» Record extracts:

______________________________

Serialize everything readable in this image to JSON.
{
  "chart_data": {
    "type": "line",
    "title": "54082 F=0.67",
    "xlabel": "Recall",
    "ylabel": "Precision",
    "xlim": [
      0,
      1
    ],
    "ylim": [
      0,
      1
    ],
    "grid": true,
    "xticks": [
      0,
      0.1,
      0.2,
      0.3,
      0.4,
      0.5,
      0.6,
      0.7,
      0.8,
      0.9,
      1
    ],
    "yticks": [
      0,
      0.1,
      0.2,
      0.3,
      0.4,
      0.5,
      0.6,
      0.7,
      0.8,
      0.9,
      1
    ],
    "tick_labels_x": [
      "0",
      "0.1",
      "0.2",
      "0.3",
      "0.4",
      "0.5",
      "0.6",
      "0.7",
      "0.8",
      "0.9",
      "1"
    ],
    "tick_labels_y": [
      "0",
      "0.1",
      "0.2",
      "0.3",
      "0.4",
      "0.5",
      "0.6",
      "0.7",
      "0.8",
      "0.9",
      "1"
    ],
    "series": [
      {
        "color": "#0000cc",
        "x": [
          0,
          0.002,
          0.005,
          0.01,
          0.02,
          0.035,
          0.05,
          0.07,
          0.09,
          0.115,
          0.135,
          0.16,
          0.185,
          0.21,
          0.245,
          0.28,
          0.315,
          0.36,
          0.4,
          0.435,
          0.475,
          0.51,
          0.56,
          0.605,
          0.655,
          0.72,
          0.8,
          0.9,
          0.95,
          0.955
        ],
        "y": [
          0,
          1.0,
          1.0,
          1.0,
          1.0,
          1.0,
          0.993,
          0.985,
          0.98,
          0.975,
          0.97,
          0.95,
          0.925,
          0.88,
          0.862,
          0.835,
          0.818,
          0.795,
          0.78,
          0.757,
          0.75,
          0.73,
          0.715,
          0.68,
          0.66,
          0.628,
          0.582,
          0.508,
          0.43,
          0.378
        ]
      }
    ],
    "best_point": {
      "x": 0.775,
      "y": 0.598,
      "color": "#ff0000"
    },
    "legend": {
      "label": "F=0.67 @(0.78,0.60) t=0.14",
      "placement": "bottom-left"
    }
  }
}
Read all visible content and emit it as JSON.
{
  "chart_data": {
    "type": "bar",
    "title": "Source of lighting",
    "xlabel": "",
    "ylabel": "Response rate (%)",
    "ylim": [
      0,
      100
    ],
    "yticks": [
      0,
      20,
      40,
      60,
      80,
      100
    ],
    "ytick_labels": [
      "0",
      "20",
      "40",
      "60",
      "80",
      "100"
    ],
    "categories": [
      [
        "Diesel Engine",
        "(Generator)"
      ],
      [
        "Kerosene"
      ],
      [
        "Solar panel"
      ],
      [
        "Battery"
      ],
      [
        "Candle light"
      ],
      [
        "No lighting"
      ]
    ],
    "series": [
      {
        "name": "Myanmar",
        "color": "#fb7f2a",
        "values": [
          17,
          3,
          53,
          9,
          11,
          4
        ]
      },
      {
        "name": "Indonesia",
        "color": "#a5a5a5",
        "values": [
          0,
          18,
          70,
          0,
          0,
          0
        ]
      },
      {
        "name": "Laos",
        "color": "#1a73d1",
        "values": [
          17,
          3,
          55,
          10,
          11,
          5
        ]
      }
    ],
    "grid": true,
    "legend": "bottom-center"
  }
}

______________________________

» Problem statement:
Repeat all the entries word for word.

» Answer to the task:
Serialize everything readable in this image to JSON.
{
  "chart_data": {
    "type": "line",
    "title": "54082 F=0.67",
    "xlabel": "Recall",
    "ylabel": "Precision",
    "xlim": [
      0,
      1
    ],
    "ylim": [
      0,
      1
    ],
    "grid": true,
    "xticks": [
      0,
      0.1,
      0.2,
      0.3,
      0.4,
      0.5,
      0.6,
      0.7,
      0.8,
      0.9,
      1
    ],
    "yticks": [
      0,
      0.1,
      0.2,
      0.3,
      0.4,
      0.5,
      0.6,
      0.7,
      0.8,
      0.9,
      1
    ],
    "tick_labels_x": [
      "0",
      "0.1",
      "0.2",
      "0.3",
      "0.4",
      "0.5",
      "0.6",
      "0.7",
      "0.8",
      "0.9",
      "1"
    ],
    "tick_labels_y": [
      "0",
      "0.1",
      "0.2",
      "0.3",
      "0.4",
      "0.5",
      "0.6",
      "0.7",
      "0.8",
      "0.9",
      "1"
    ],
    "series": [
      {
        "color": "#0000cc",
        "x": [
          0,
          0.002,
          0.005,
          0.01,
          0.02,
          0.035,
          0.05,
          0.07,
          0.09,
          0.115,
          0.135,
          0.16,
          0.185,
          0.21,
          0.245,
          0.28,
          0.315,
          0.36,
          0.4,
          0.435,
          0.475,
          0.51,
          0.56,
          0.605,
          0.655,
          0.72,
          0.8,
          0.9,
          0.95,
          0.955
        ],
        "y": [
          0,
          1.0,
          1.0,
          1.0,
          1.0,
          1.0,
          0.993,
          0.985,
          0.98,
          0.975,
          0.97,
          0.95,
          0.925,
          0.88,
          0.862,
          0.835,
          0.818,
          0.795,
          0.78,
          0.757,
          0.75,
          0.73,
          0.715,
          0.68,
          0.66,
          0.628,
          0.582,
          0.508,
          0.43,
          0.378
        ]
      }
    ],
    "best_point": {
      "x": 0.775,
      "y": 0.598,
      "color": "#ff0000"
    },
    "legend": {
      "label": "F=0.67 @(0.78,0.60) t=0.14",
      "placement": "bottom-left"
    }
  }
}
Read all visible content and emit it as JSON.
{
  "chart_data": {
    "type": "bar",
    "title": "Source of lighting",
    "xlabel": "",
    "ylabel": "Response rate (%)",
    "ylim": [
      0,
      100
    ],
    "yticks": [
      0,
      20,
      40,
      60,
      80,
      100
    ],
    "ytick_labels": [
      "0",
      "20",
      "40",
      "60",
      "80",
      "100"
    ],
    "categories": [
      [
        "Diesel Engine",
        "(Generator)"
      ],
      [
        "Kerosene"
      ],
      [
        "Solar panel"
      ],
      [
        "Battery"
      ],
      [
        "Candle light"
      ],
      [
        "No lighting"
      ]
    ],
    "series": [
      {
        "name": "Myanmar",
        "color": "#fb7f2a",
        "values": [
          17,
          3,
          53,
          9,
          11,
          4
        ]
      },
      {
        "name": "Indonesia",
        "color": "#a5a5a5",
        "values": [
          0,
          18,
          70,
          0,
          0,
          0
        ]
      },
      {
        "name": "Laos",
        "color": "#1a73d1",
        "values": [
          17,
          3,
          55,
          10,
          11,
          5
        ]
      }
    ],
    "grid": true,
    "legend": "bottom-center"
  }
}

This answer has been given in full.